(Dataset records)
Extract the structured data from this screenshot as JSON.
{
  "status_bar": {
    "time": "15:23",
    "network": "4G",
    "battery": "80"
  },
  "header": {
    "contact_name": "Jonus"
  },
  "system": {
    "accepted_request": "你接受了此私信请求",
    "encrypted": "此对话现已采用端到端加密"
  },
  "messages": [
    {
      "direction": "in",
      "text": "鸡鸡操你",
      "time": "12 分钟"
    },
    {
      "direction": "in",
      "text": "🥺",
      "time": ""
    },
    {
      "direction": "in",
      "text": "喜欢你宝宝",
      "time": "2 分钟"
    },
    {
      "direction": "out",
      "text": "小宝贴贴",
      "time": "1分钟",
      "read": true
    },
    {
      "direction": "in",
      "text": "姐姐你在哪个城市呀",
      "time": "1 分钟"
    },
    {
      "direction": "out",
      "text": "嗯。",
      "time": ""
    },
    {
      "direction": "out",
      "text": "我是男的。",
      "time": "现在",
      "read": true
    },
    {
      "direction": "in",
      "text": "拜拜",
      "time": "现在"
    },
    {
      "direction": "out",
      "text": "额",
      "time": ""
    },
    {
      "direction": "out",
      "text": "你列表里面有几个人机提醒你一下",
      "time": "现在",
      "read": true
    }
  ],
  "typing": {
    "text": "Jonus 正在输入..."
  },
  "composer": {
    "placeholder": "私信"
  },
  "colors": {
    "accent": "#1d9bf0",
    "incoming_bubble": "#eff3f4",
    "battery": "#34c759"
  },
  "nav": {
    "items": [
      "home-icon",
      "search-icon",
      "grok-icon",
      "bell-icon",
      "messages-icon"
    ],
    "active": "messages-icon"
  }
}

**STATED PROBLEM**
Count every line above that holds the string "text" and give the total, nothing more.

**ANSWER TO THIS PROBLEM**
11